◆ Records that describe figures

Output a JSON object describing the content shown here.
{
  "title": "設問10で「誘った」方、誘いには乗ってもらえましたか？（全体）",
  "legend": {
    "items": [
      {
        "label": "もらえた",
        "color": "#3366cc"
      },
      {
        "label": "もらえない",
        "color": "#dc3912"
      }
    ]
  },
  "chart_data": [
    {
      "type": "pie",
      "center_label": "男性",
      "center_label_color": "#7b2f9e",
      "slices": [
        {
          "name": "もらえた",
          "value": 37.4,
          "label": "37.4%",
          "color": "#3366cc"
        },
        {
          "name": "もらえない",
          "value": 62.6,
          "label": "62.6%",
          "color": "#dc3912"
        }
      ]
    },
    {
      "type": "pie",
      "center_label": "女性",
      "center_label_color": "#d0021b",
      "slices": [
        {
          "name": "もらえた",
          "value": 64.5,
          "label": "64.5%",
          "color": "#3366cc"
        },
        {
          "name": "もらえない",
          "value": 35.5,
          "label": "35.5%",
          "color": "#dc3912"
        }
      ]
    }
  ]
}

◆ Task instructions
Give all the entries again exactly; leave none out.

◆ Task answer
Output a JSON object describing the content shown here.
{
  "title": "設問10で「誘った」方、誘いには乗ってもらえましたか？（全体）",
  "legend": {
    "items": [
      {
        "label": "もらえた",
        "color": "#3366cc"
      },
      {
        "label": "もらえない",
        "color": "#dc3912"
      }
    ]
  },
  "chart_data": [
    {
      "type": "pie",
      "center_label": "男性",
      "center_label_color": "#7b2f9e",
      "slices": [
        {
          "name": "もらえた",
          "value": 37.4,
          "label": "37.4%",
          "color": "#3366cc"
        },
        {
          "name": "もらえない",
          "value": 62.6,
          "label": "62.6%",
          "color": "#dc3912"
        }
      ]
    },
    {
      "type": "pie",
      "center_label": "女性",
      "center_label_color": "#d0021b",
      "slices": [
        {
          "name": "もらえた",
          "value": 64.5,
          "label": "64.5%",
          "color": "#3366cc"
        },
        {
          "name": "もらえない",
          "value": 35.5,
          "label": "35.5%",
          "color": "#dc3912"
        }
      ]
    }
  ]
}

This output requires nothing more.